TASK GOAL => Return all of the data exactly, with nothing left out but the pictures.

□ □ □ □ □ □ □

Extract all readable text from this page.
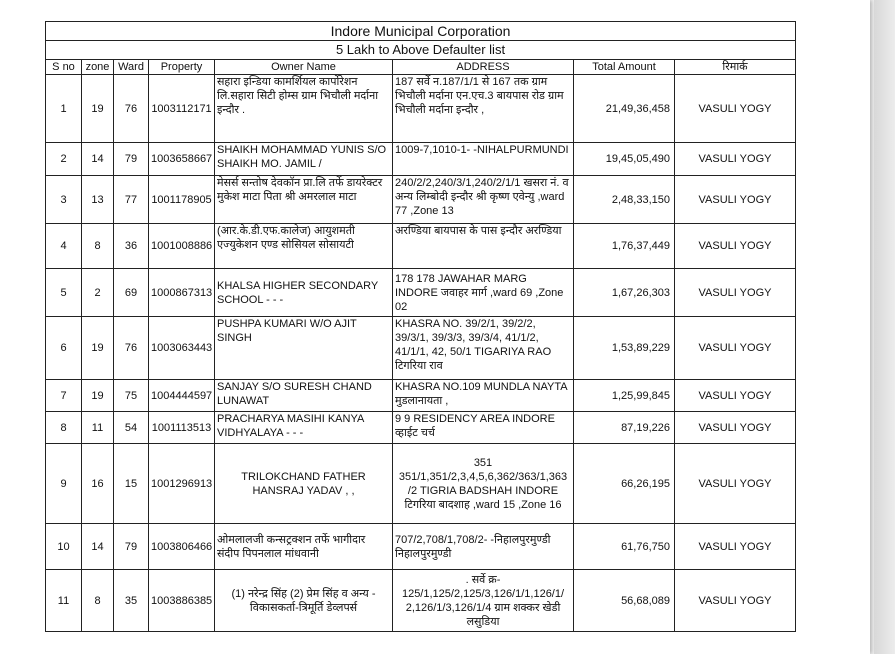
Indore Municipal Corporation							
5 Lakh to Above Defaulter list							
S no	zone	Ward	Property	Owner Name	ADDRESS	Total Amount	रिमार्क
1	19	76	1003112171	सहारा इन्डिया कामर्शियल कार्पोरेशन लि.सहारा सिटी होम्स ग्राम भिचौली मर्दाना इन्दौर .	187 सर्वे न.187/1/1 से 167 तक ग्राम भिचौली मर्दाना एन.एच.3 बायपास रोड ग्राम भिचौली मर्दाना इन्दौर ,	21,49,36,458	VASULI YOGY
2	14	79	1003658667	SHAIKH MOHAMMAD YUNIS S/O SHAIKH MO. JAMIL /	1009-7,1010-1- -NIHALPURMUNDI	19,45,05,490	VASULI YOGY
3	13	77	1001178905	मेसर्स सन्तोष देवकॉन प्रा.लि तर्फे डायरेक्टर मुकेश माटा पिता श्री अमरलाल माटा	240/2/2,240/3/1,240/2/1/1 खसरा नं. व अन्य लिम्बोदी इन्दौर श्री कृष्ण एवेन्यु ,ward 77 ,Zone 13	2,48,33,150	VASULI YOGY
4	8	36	1001008886	(आर.के.डी.एफ.कालेज) आयुशमती एज्युकेशन एण्ड सोसियल सोसायटी	अरण्डिया बायपास के पास इन्दौर अरण्डिया	1,76,37,449	VASULI YOGY
5	2	69	1000867313	KHALSA HIGHER SECONDARY SCHOOL - - -	178 178 JAWAHAR MARG INDORE जवाहर मार्ग ,ward 69 ,Zone 02	1,67,26,303	VASULI YOGY
6	19	76	1003063443	PUSHPA KUMARI W/O AJIT SINGH	KHASRA NO. 39/2/1, 39/2/2, 39/3/1, 39/3/3, 39/3/4, 41/1/2, 41/1/1, 42, 50/1 TIGARIYA RAO टिगरिया राव	1,53,89,229	VASULI YOGY
7	19	75	1004444597	SANJAY S/O SURESH CHAND LUNAWAT	KHASRA NO.109 MUNDLA NAYTA मुडलानायता ,	1,25,99,845	VASULI YOGY
8	11	54	1001113513	PRACHARYA MASIHI KANYA VIDHYALAYA - - -	9 9 RESIDENCY AREA INDORE व्हाईट चर्च	87,19,226	VASULI YOGY
9	16	15	1001296913	TRILOKCHAND FATHER HANSRAJ YADAV , ,	351 351/1,351/2,3,4,5,6,362/363/1,363 /2 TIGRIA BADSHAH INDORE टिगरिया बादशाह ,ward 15 ,Zone 16	66,26,195	VASULI YOGY
10	14	79	1003806466	ओमलालजी कन्सट्रक्शन तर्फे भागीदार संदीप पिपनलाल मांधवानी	707/2,708/1,708/2- -निहालपुरमुण्डी निहालपुरमुण्डी	61,76,750	VASULI YOGY
11	8	35	1003886385	(1) नरेन्द्र सिंह (2) प्रेम सिंह व अन्य - विकासकर्ता-त्रिमूर्ति डेव्लपर्स	. सर्वे क्र- 125/1,125/2,125/3,126/1/1,126/1/ 2,126/1/3,126/1/4 ग्राम शक्कर खेडी लसुडिया	56,68,089	VASULI YOGY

□ □ □ □ □ □ □

TASK OUTPUT =>
Extract all readable text from this page.
Indore Municipal Corporation							
5 Lakh to Above Defaulter list							
S no	zone	Ward	Property	Owner Name	ADDRESS	Total Amount	रिमार्क
1	19	76	1003112171	सहारा इन्डिया कामर्शियल कार्पोरेशन लि.सहारा सिटी होम्स ग्राम भिचौली मर्दाना इन्दौर .	187 सर्वे न.187/1/1 से 167 तक ग्राम भिचौली मर्दाना एन.एच.3 बायपास रोड ग्राम भिचौली मर्दाना इन्दौर ,	21,49,36,458	VASULI YOGY
2	14	79	1003658667	SHAIKH MOHAMMAD YUNIS S/O SHAIKH MO. JAMIL /	1009-7,1010-1- -NIHALPURMUNDI	19,45,05,490	VASULI YOGY
3	13	77	1001178905	मेसर्स सन्तोष देवकॉन प्रा.लि तर्फे डायरेक्टर मुकेश माटा पिता श्री अमरलाल माटा	240/2/2,240/3/1,240/2/1/1 खसरा नं. व अन्य लिम्बोदी इन्दौर श्री कृष्ण एवेन्यु ,ward 77 ,Zone 13	2,48,33,150	VASULI YOGY
4	8	36	1001008886	(आर.के.डी.एफ.कालेज) आयुशमती एज्युकेशन एण्ड सोसियल सोसायटी	अरण्डिया बायपास के पास इन्दौर अरण्डिया	1,76,37,449	VASULI YOGY
5	2	69	1000867313	KHALSA HIGHER SECONDARY SCHOOL - - -	178 178 JAWAHAR MARG INDORE जवाहर मार्ग ,ward 69 ,Zone 02	1,67,26,303	VASULI YOGY
6	19	76	1003063443	PUSHPA KUMARI W/O AJIT SINGH	KHASRA NO. 39/2/1, 39/2/2, 39/3/1, 39/3/3, 39/3/4, 41/1/2, 41/1/1, 42, 50/1 TIGARIYA RAO टिगरिया राव	1,53,89,229	VASULI YOGY
7	19	75	1004444597	SANJAY S/O SURESH CHAND LUNAWAT	KHASRA NO.109 MUNDLA NAYTA मुडलानायता ,	1,25,99,845	VASULI YOGY
8	11	54	1001113513	PRACHARYA MASIHI KANYA VIDHYALAYA - - -	9 9 RESIDENCY AREA INDORE व्हाईट चर्च	87,19,226	VASULI YOGY
9	16	15	1001296913	TRILOKCHAND FATHER HANSRAJ YADAV , ,	351 351/1,351/2,3,4,5,6,362/363/1,363 /2 TIGRIA BADSHAH INDORE टिगरिया बादशाह ,ward 15 ,Zone 16	66,26,195	VASULI YOGY
10	14	79	1003806466	ओमलालजी कन्सट्रक्शन तर्फे भागीदार संदीप पिपनलाल मांधवानी	707/2,708/1,708/2- -निहालपुरमुण्डी निहालपुरमुण्डी	61,76,750	VASULI YOGY
11	8	35	1003886385	(1) नरेन्द्र सिंह (2) प्रेम सिंह व अन्य - विकासकर्ता-त्रिमूर्ति डेव्लपर्स	. सर्वे क्र- 125/1,125/2,125/3,126/1/1,126/1/ 2,126/1/3,126/1/4 ग्राम शक्कर खेडी लसुडिया	56,68,089	VASULI YOGY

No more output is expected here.